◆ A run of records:
--*--

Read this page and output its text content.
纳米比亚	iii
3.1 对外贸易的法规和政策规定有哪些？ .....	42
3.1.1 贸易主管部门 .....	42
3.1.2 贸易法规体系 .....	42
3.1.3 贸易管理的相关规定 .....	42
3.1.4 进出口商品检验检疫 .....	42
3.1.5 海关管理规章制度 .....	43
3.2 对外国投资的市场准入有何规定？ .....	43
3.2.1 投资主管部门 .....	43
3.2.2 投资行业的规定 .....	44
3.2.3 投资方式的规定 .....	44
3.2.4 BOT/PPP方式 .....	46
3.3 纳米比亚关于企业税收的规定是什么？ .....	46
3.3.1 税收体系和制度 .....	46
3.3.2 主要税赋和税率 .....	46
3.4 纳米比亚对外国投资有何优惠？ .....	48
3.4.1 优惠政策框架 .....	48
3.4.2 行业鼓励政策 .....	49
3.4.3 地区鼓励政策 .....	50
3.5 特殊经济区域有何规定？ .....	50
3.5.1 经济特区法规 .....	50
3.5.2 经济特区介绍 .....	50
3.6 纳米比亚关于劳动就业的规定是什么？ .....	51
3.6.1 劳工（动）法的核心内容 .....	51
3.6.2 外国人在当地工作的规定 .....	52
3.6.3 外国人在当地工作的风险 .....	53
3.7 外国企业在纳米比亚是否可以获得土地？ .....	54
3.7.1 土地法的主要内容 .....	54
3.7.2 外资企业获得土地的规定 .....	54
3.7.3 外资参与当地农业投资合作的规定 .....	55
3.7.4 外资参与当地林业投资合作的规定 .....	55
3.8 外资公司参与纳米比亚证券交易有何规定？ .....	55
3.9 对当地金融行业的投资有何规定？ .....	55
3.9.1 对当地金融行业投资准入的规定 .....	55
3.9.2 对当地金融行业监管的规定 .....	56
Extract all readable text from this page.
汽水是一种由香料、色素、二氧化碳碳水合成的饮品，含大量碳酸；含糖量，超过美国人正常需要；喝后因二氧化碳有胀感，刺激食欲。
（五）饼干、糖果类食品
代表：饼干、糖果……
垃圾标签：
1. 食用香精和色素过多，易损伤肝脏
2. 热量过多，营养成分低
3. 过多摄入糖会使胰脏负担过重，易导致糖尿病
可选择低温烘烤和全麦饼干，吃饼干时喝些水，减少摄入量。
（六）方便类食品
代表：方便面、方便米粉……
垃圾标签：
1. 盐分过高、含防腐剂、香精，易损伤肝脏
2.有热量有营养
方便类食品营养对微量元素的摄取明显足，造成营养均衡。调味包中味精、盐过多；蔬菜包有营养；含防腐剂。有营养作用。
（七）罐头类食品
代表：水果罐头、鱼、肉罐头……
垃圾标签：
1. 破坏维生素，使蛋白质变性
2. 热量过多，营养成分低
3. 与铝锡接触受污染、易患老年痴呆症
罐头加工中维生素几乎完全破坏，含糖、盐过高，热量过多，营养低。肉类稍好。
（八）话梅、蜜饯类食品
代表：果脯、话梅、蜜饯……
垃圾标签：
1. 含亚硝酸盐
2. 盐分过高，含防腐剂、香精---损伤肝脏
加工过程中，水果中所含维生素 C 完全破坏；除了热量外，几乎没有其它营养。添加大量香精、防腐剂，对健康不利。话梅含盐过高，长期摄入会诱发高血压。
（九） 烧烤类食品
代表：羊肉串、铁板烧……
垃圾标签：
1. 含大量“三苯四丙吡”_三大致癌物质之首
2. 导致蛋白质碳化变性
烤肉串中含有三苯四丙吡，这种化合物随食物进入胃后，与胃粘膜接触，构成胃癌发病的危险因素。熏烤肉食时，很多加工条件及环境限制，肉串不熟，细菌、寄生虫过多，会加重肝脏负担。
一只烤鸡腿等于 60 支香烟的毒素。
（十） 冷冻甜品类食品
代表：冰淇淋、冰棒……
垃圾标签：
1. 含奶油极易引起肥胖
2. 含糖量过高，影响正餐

--*--

◆ Task requirements:
Using the data above, repeat every line exactly.

◆ Exercise result:
Read this page and output its text content.
纳米比亚	iii
3.1 对外贸易的法规和政策规定有哪些？ .....	42
3.1.1 贸易主管部门 .....	42
3.1.2 贸易法规体系 .....	42
3.1.3 贸易管理的相关规定 .....	42
3.1.4 进出口商品检验检疫 .....	42
3.1.5 海关管理规章制度 .....	43
3.2 对外国投资的市场准入有何规定？ .....	43
3.2.1 投资主管部门 .....	43
3.2.2 投资行业的规定 .....	44
3.2.3 投资方式的规定 .....	44
3.2.4 BOT/PPP方式 .....	46
3.3 纳米比亚关于企业税收的规定是什么？ .....	46
3.3.1 税收体系和制度 .....	46
3.3.2 主要税赋和税率 .....	46
3.4 纳米比亚对外国投资有何优惠？ .....	48
3.4.1 优惠政策框架 .....	48
3.4.2 行业鼓励政策 .....	49
3.4.3 地区鼓励政策 .....	50
3.5 特殊经济区域有何规定？ .....	50
3.5.1 经济特区法规 .....	50
3.5.2 经济特区介绍 .....	50
3.6 纳米比亚关于劳动就业的规定是什么？ .....	51
3.6.1 劳工（动）法的核心内容 .....	51
3.6.2 外国人在当地工作的规定 .....	52
3.6.3 外国人在当地工作的风险 .....	53
3.7 外国企业在纳米比亚是否可以获得土地？ .....	54
3.7.1 土地法的主要内容 .....	54
3.7.2 外资企业获得土地的规定 .....	54
3.7.3 外资参与当地农业投资合作的规定 .....	55
3.7.4 外资参与当地林业投资合作的规定 .....	55
3.8 外资公司参与纳米比亚证券交易有何规定？ .....	55
3.9 对当地金融行业的投资有何规定？ .....	55
3.9.1 对当地金融行业投资准入的规定 .....	55
3.9.2 对当地金融行业监管的规定 .....	56
Extract all readable text from this page.
汽水是一种由香料、色素、二氧化碳碳水合成的饮品，含大量碳酸；含糖量，超过美国人正常需要；喝后因二氧化碳有胀感，刺激食欲。
（五）饼干、糖果类食品
代表：饼干、糖果……
垃圾标签：
1. 食用香精和色素过多，易损伤肝脏
2. 热量过多，营养成分低
3. 过多摄入糖会使胰脏负担过重，易导致糖尿病
可选择低温烘烤和全麦饼干，吃饼干时喝些水，减少摄入量。
（六）方便类食品
代表：方便面、方便米粉……
垃圾标签：
1. 盐分过高、含防腐剂、香精，易损伤肝脏
2.有热量有营养
方便类食品营养对微量元素的摄取明显足，造成营养均衡。调味包中味精、盐过多；蔬菜包有营养；含防腐剂。有营养作用。
（七）罐头类食品
代表：水果罐头、鱼、肉罐头……
垃圾标签：
1. 破坏维生素，使蛋白质变性
2. 热量过多，营养成分低
3. 与铝锡接触受污染、易患老年痴呆症
罐头加工中维生素几乎完全破坏，含糖、盐过高，热量过多，营养低。肉类稍好。
（八）话梅、蜜饯类食品
代表：果脯、话梅、蜜饯……
垃圾标签：
1. 含亚硝酸盐
2. 盐分过高，含防腐剂、香精---损伤肝脏
加工过程中，水果中所含维生素 C 完全破坏；除了热量外，几乎没有其它营养。添加大量香精、防腐剂，对健康不利。话梅含盐过高，长期摄入会诱发高血压。
（九） 烧烤类食品
代表：羊肉串、铁板烧……
垃圾标签：
1. 含大量“三苯四丙吡”_三大致癌物质之首
2. 导致蛋白质碳化变性
烤肉串中含有三苯四丙吡，这种化合物随食物进入胃后，与胃粘膜接触，构成胃癌发病的危险因素。熏烤肉食时，很多加工条件及环境限制，肉串不熟，细菌、寄生虫过多，会加重肝脏负担。
一只烤鸡腿等于 60 支香烟的毒素。
（十） 冷冻甜品类食品
代表：冰淇淋、冰棒……
垃圾标签：
1. 含奶油极易引起肥胖
2. 含糖量过高，影响正餐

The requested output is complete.